WHAT IS REQUIRED:
Retype the listing exactly. Leave out the images.
*** Block opens ***
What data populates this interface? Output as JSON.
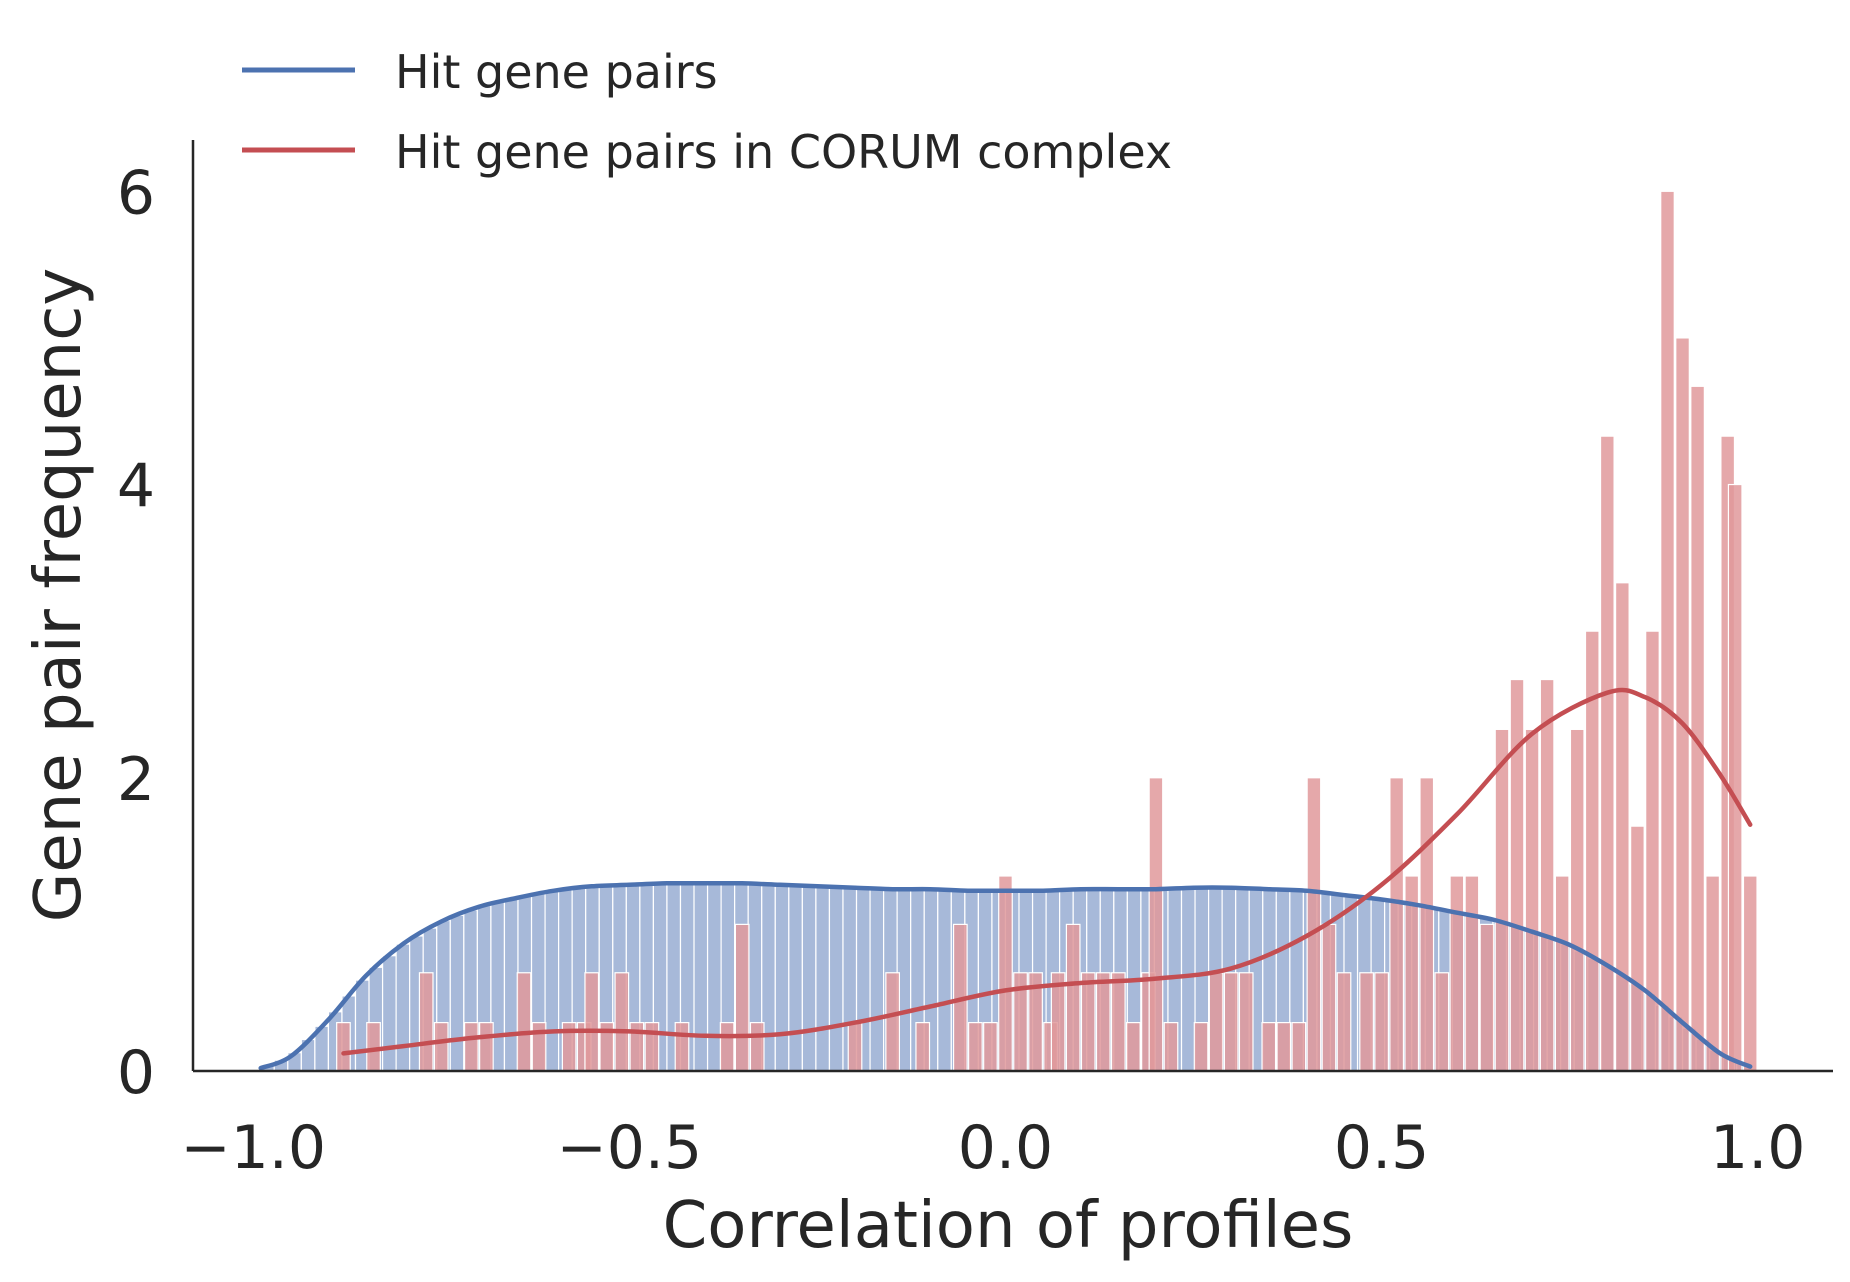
{
  "chart_data": {
    "type": "bar",
    "xlabel": "Correlation of profiles",
    "ylabel": "Gene pair frequency",
    "xlim": [
      -1.08,
      1.1
    ],
    "ylim": [
      0,
      6.35
    ],
    "x_ticks": [
      -1.0,
      -0.5,
      0.0,
      0.5,
      1.0
    ],
    "x_tick_labels": [
      "−1.0",
      "−0.5",
      "0.0",
      "0.5",
      "1.0"
    ],
    "y_ticks": [
      0,
      2,
      4,
      6
    ],
    "y_tick_labels": [
      "0",
      "2",
      "4",
      "6"
    ],
    "grid": false,
    "legend_position": "top-left",
    "colors": {
      "hit_line": "#4c72b0",
      "hit_fill": "#a7b9d9",
      "corum_line": "#c44e52",
      "corum_fill": "#e1999b",
      "axis": "#262626"
    },
    "legend": [
      {
        "label": "Hit gene pairs",
        "color": "#4c72b0"
      },
      {
        "label": "Hit gene pairs in CORUM complex",
        "color": "#c44e52"
      }
    ],
    "series": [
      {
        "name": "Hit gene pairs",
        "kind": "histogram",
        "bin_range": [
          -0.99,
          0.99
        ],
        "bin_count": 110,
        "kde_x": [
          -0.99,
          -0.95,
          -0.9,
          -0.85,
          -0.8,
          -0.75,
          -0.7,
          -0.65,
          -0.6,
          -0.55,
          -0.5,
          -0.45,
          -0.4,
          -0.35,
          -0.3,
          -0.25,
          -0.2,
          -0.15,
          -0.1,
          -0.05,
          0.0,
          0.05,
          0.1,
          0.15,
          0.2,
          0.25,
          0.3,
          0.35,
          0.4,
          0.45,
          0.5,
          0.55,
          0.6,
          0.65,
          0.7,
          0.75,
          0.8,
          0.85,
          0.9,
          0.95,
          0.99
        ],
        "kde_y": [
          0.02,
          0.1,
          0.35,
          0.65,
          0.87,
          1.02,
          1.12,
          1.18,
          1.23,
          1.26,
          1.27,
          1.28,
          1.28,
          1.28,
          1.27,
          1.26,
          1.25,
          1.24,
          1.24,
          1.23,
          1.23,
          1.23,
          1.24,
          1.24,
          1.24,
          1.25,
          1.25,
          1.24,
          1.23,
          1.2,
          1.17,
          1.13,
          1.08,
          1.03,
          0.95,
          0.86,
          0.72,
          0.55,
          0.33,
          0.12,
          0.03
        ]
      },
      {
        "name": "Hit gene pairs in CORUM complex",
        "kind": "histogram",
        "bins": [
          [
            -0.88,
            0.33
          ],
          [
            -0.84,
            0.33
          ],
          [
            -0.77,
            0.67
          ],
          [
            -0.75,
            0.33
          ],
          [
            -0.71,
            0.33
          ],
          [
            -0.69,
            0.33
          ],
          [
            -0.64,
            0.67
          ],
          [
            -0.62,
            0.33
          ],
          [
            -0.58,
            0.33
          ],
          [
            -0.56,
            0.33
          ],
          [
            -0.55,
            0.67
          ],
          [
            -0.53,
            0.33
          ],
          [
            -0.51,
            0.67
          ],
          [
            -0.49,
            0.33
          ],
          [
            -0.47,
            0.33
          ],
          [
            -0.43,
            0.33
          ],
          [
            -0.37,
            0.33
          ],
          [
            -0.35,
            1.0
          ],
          [
            -0.33,
            0.33
          ],
          [
            -0.2,
            0.33
          ],
          [
            -0.15,
            0.67
          ],
          [
            -0.11,
            0.33
          ],
          [
            -0.06,
            1.0
          ],
          [
            -0.04,
            0.33
          ],
          [
            -0.02,
            0.33
          ],
          [
            0.0,
            1.33
          ],
          [
            0.02,
            0.67
          ],
          [
            0.04,
            0.67
          ],
          [
            0.06,
            0.33
          ],
          [
            0.07,
            0.67
          ],
          [
            0.09,
            1.0
          ],
          [
            0.11,
            0.67
          ],
          [
            0.13,
            0.67
          ],
          [
            0.15,
            0.67
          ],
          [
            0.17,
            0.33
          ],
          [
            0.19,
            0.67
          ],
          [
            0.2,
            2.0
          ],
          [
            0.22,
            0.33
          ],
          [
            0.26,
            0.33
          ],
          [
            0.28,
            0.67
          ],
          [
            0.3,
            0.67
          ],
          [
            0.32,
            0.67
          ],
          [
            0.35,
            0.33
          ],
          [
            0.37,
            0.33
          ],
          [
            0.39,
            0.33
          ],
          [
            0.41,
            2.0
          ],
          [
            0.43,
            1.0
          ],
          [
            0.45,
            0.67
          ],
          [
            0.48,
            0.67
          ],
          [
            0.5,
            0.67
          ],
          [
            0.52,
            2.0
          ],
          [
            0.54,
            1.33
          ],
          [
            0.56,
            2.0
          ],
          [
            0.58,
            0.67
          ],
          [
            0.6,
            1.33
          ],
          [
            0.62,
            1.33
          ],
          [
            0.64,
            1.0
          ],
          [
            0.66,
            2.33
          ],
          [
            0.68,
            2.67
          ],
          [
            0.7,
            2.33
          ],
          [
            0.72,
            2.67
          ],
          [
            0.74,
            1.33
          ],
          [
            0.76,
            2.33
          ],
          [
            0.78,
            3.0
          ],
          [
            0.8,
            4.33
          ],
          [
            0.82,
            3.33
          ],
          [
            0.84,
            1.67
          ],
          [
            0.86,
            3.0
          ],
          [
            0.88,
            6.0
          ],
          [
            0.9,
            5.0
          ],
          [
            0.92,
            4.67
          ],
          [
            0.94,
            1.33
          ],
          [
            0.96,
            4.33
          ],
          [
            0.97,
            4.0
          ],
          [
            0.99,
            1.33
          ]
        ],
        "kde_x": [
          -0.88,
          -0.8,
          -0.7,
          -0.6,
          -0.5,
          -0.4,
          -0.3,
          -0.2,
          -0.1,
          0.0,
          0.1,
          0.2,
          0.3,
          0.4,
          0.5,
          0.6,
          0.7,
          0.8,
          0.85,
          0.9,
          0.95,
          0.99
        ],
        "kde_y": [
          0.12,
          0.17,
          0.23,
          0.27,
          0.27,
          0.24,
          0.25,
          0.33,
          0.44,
          0.55,
          0.6,
          0.63,
          0.7,
          0.92,
          1.27,
          1.75,
          2.3,
          2.58,
          2.55,
          2.37,
          2.02,
          1.68
        ]
      }
    ]
  }
}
*** Block closes ***
PROBLEM SOLUTION:
What data populates this interface? Output as JSON.
{
  "chart_data": {
    "type": "bar",
    "xlabel": "Correlation of profiles",
    "ylabel": "Gene pair frequency",
    "xlim": [
      -1.08,
      1.1
    ],
    "ylim": [
      0,
      6.35
    ],
    "x_ticks": [
      -1.0,
      -0.5,
      0.0,
      0.5,
      1.0
    ],
    "x_tick_labels": [
      "−1.0",
      "−0.5",
      "0.0",
      "0.5",
      "1.0"
    ],
    "y_ticks": [
      0,
      2,
      4,
      6
    ],
    "y_tick_labels": [
      "0",
      "2",
      "4",
      "6"
    ],
    "grid": false,
    "legend_position": "top-left",
    "colors": {
      "hit_line": "#4c72b0",
      "hit_fill": "#a7b9d9",
      "corum_line": "#c44e52",
      "corum_fill": "#e1999b",
      "axis": "#262626"
    },
    "legend": [
      {
        "label": "Hit gene pairs",
        "color": "#4c72b0"
      },
      {
        "label": "Hit gene pairs in CORUM complex",
        "color": "#c44e52"
      }
    ],
    "series": [
      {
        "name": "Hit gene pairs",
        "kind": "histogram",
        "bin_range": [
          -0.99,
          0.99
        ],
        "bin_count": 110,
        "kde_x": [
          -0.99,
          -0.95,
          -0.9,
          -0.85,
          -0.8,
          -0.75,
          -0.7,
          -0.65,
          -0.6,
          -0.55,
          -0.5,
          -0.45,
          -0.4,
          -0.35,
          -0.3,
          -0.25,
          -0.2,
          -0.15,
          -0.1,
          -0.05,
          0.0,
          0.05,
          0.1,
          0.15,
          0.2,
          0.25,
          0.3,
          0.35,
          0.4,
          0.45,
          0.5,
          0.55,
          0.6,
          0.65,
          0.7,
          0.75,
          0.8,
          0.85,
          0.9,
          0.95,
          0.99
        ],
        "kde_y": [
          0.02,
          0.1,
          0.35,
          0.65,
          0.87,
          1.02,
          1.12,
          1.18,
          1.23,
          1.26,
          1.27,
          1.28,
          1.28,
          1.28,
          1.27,
          1.26,
          1.25,
          1.24,
          1.24,
          1.23,
          1.23,
          1.23,
          1.24,
          1.24,
          1.24,
          1.25,
          1.25,
          1.24,
          1.23,
          1.2,
          1.17,
          1.13,
          1.08,
          1.03,
          0.95,
          0.86,
          0.72,
          0.55,
          0.33,
          0.12,
          0.03
        ]
      },
      {
        "name": "Hit gene pairs in CORUM complex",
        "kind": "histogram",
        "bins": [
          [
            -0.88,
            0.33
          ],
          [
            -0.84,
            0.33
          ],
          [
            -0.77,
            0.67
          ],
          [
            -0.75,
            0.33
          ],
          [
            -0.71,
            0.33
          ],
          [
            -0.69,
            0.33
          ],
          [
            -0.64,
            0.67
          ],
          [
            -0.62,
            0.33
          ],
          [
            -0.58,
            0.33
          ],
          [
            -0.56,
            0.33
          ],
          [
            -0.55,
            0.67
          ],
          [
            -0.53,
            0.33
          ],
          [
            -0.51,
            0.67
          ],
          [
            -0.49,
            0.33
          ],
          [
            -0.47,
            0.33
          ],
          [
            -0.43,
            0.33
          ],
          [
            -0.37,
            0.33
          ],
          [
            -0.35,
            1.0
          ],
          [
            -0.33,
            0.33
          ],
          [
            -0.2,
            0.33
          ],
          [
            -0.15,
            0.67
          ],
          [
            -0.11,
            0.33
          ],
          [
            -0.06,
            1.0
          ],
          [
            -0.04,
            0.33
          ],
          [
            -0.02,
            0.33
          ],
          [
            0.0,
            1.33
          ],
          [
            0.02,
            0.67
          ],
          [
            0.04,
            0.67
          ],
          [
            0.06,
            0.33
          ],
          [
            0.07,
            0.67
          ],
          [
            0.09,
            1.0
          ],
          [
            0.11,
            0.67
          ],
          [
            0.13,
            0.67
          ],
          [
            0.15,
            0.67
          ],
          [
            0.17,
            0.33
          ],
          [
            0.19,
            0.67
          ],
          [
            0.2,
            2.0
          ],
          [
            0.22,
            0.33
          ],
          [
            0.26,
            0.33
          ],
          [
            0.28,
            0.67
          ],
          [
            0.3,
            0.67
          ],
          [
            0.32,
            0.67
          ],
          [
            0.35,
            0.33
          ],
          [
            0.37,
            0.33
          ],
          [
            0.39,
            0.33
          ],
          [
            0.41,
            2.0
          ],
          [
            0.43,
            1.0
          ],
          [
            0.45,
            0.67
          ],
          [
            0.48,
            0.67
          ],
          [
            0.5,
            0.67
          ],
          [
            0.52,
            2.0
          ],
          [
            0.54,
            1.33
          ],
          [
            0.56,
            2.0
          ],
          [
            0.58,
            0.67
          ],
          [
            0.6,
            1.33
          ],
          [
            0.62,
            1.33
          ],
          [
            0.64,
            1.0
          ],
          [
            0.66,
            2.33
          ],
          [
            0.68,
            2.67
          ],
          [
            0.7,
            2.33
          ],
          [
            0.72,
            2.67
          ],
          [
            0.74,
            1.33
          ],
          [
            0.76,
            2.33
          ],
          [
            0.78,
            3.0
          ],
          [
            0.8,
            4.33
          ],
          [
            0.82,
            3.33
          ],
          [
            0.84,
            1.67
          ],
          [
            0.86,
            3.0
          ],
          [
            0.88,
            6.0
          ],
          [
            0.9,
            5.0
          ],
          [
            0.92,
            4.67
          ],
          [
            0.94,
            1.33
          ],
          [
            0.96,
            4.33
          ],
          [
            0.97,
            4.0
          ],
          [
            0.99,
            1.33
          ]
        ],
        "kde_x": [
          -0.88,
          -0.8,
          -0.7,
          -0.6,
          -0.5,
          -0.4,
          -0.3,
          -0.2,
          -0.1,
          0.0,
          0.1,
          0.2,
          0.3,
          0.4,
          0.5,
          0.6,
          0.7,
          0.8,
          0.85,
          0.9,
          0.95,
          0.99
        ],
        "kde_y": [
          0.12,
          0.17,
          0.23,
          0.27,
          0.27,
          0.24,
          0.25,
          0.33,
          0.44,
          0.55,
          0.6,
          0.63,
          0.7,
          0.92,
          1.27,
          1.75,
          2.3,
          2.58,
          2.55,
          2.37,
          2.02,
          1.68
        ]
      }
    ]
  }
}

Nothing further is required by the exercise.